━━ Record extracts ━━

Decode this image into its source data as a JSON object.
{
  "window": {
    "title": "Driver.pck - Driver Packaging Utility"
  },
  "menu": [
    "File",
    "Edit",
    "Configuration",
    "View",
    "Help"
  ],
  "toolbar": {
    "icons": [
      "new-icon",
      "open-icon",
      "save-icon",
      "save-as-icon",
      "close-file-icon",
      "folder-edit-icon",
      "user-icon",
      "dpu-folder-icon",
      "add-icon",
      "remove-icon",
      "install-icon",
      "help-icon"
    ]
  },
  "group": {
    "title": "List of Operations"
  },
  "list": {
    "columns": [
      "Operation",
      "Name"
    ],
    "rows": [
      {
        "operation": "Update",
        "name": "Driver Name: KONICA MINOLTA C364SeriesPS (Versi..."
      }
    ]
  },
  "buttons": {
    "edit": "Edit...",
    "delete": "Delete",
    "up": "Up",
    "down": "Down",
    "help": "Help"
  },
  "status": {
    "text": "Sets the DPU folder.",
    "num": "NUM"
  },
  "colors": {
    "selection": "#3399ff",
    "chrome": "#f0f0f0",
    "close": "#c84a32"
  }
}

━━━

*Directive*.
Where a line of the material above holds the string "title", copy that line.

*Reply*.
    "title": "Driver.pck - Driver Packaging Utility"
    "title": "List of Operations"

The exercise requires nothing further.